-- Objective --
Determine how many lines of the data below contain "Outros", then give only that number.

══════════

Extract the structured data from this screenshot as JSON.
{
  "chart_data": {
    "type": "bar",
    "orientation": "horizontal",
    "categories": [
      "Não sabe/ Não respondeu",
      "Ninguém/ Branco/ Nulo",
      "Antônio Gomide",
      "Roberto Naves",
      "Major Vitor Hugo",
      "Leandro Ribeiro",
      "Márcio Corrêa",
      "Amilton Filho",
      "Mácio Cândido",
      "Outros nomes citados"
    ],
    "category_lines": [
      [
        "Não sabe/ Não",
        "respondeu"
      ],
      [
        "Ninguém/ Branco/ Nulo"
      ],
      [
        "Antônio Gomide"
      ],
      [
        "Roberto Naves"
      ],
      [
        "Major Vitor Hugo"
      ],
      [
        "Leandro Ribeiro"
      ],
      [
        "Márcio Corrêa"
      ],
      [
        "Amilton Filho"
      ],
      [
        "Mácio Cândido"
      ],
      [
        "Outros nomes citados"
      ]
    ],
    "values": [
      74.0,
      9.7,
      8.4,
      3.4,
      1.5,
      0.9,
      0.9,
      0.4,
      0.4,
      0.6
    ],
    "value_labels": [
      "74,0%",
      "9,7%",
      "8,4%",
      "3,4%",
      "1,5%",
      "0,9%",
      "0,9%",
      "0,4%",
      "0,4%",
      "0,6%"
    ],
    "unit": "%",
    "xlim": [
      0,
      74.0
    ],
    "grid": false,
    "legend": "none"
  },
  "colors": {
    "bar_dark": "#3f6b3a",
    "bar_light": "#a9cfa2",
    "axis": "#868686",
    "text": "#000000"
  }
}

══════════

-- Full output --
2